WRITTEN PROBLEM: Each entry in the listing below should be restated word for word.

Dataset records
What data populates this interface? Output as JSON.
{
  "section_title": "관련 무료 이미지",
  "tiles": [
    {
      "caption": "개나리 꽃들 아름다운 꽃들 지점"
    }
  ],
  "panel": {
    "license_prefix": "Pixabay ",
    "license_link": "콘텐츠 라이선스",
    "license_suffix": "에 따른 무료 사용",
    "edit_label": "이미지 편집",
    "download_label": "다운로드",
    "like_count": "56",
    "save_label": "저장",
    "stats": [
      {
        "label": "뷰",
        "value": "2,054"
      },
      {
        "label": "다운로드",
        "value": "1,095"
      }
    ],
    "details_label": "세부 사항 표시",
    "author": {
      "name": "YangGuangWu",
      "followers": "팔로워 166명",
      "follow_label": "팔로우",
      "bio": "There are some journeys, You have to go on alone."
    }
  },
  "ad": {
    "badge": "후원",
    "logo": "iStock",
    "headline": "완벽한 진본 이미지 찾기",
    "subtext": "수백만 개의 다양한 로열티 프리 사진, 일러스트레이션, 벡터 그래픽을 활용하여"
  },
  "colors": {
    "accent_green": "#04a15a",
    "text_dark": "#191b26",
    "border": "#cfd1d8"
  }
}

RESULT OF THE EXERCISE:
What data populates this interface? Output as JSON.
{
  "section_title": "관련 무료 이미지",
  "tiles": [
    {
      "caption": "개나리 꽃들 아름다운 꽃들 지점"
    }
  ],
  "panel": {
    "license_prefix": "Pixabay ",
    "license_link": "콘텐츠 라이선스",
    "license_suffix": "에 따른 무료 사용",
    "edit_label": "이미지 편집",
    "download_label": "다운로드",
    "like_count": "56",
    "save_label": "저장",
    "stats": [
      {
        "label": "뷰",
        "value": "2,054"
      },
      {
        "label": "다운로드",
        "value": "1,095"
      }
    ],
    "details_label": "세부 사항 표시",
    "author": {
      "name": "YangGuangWu",
      "followers": "팔로워 166명",
      "follow_label": "팔로우",
      "bio": "There are some journeys, You have to go on alone."
    }
  },
  "ad": {
    "badge": "후원",
    "logo": "iStock",
    "headline": "완벽한 진본 이미지 찾기",
    "subtext": "수백만 개의 다양한 로열티 프리 사진, 일러스트레이션, 벡터 그래픽을 활용하여"
  },
  "colors": {
    "accent_green": "#04a15a",
    "text_dark": "#191b26",
    "border": "#cfd1d8"
  }
}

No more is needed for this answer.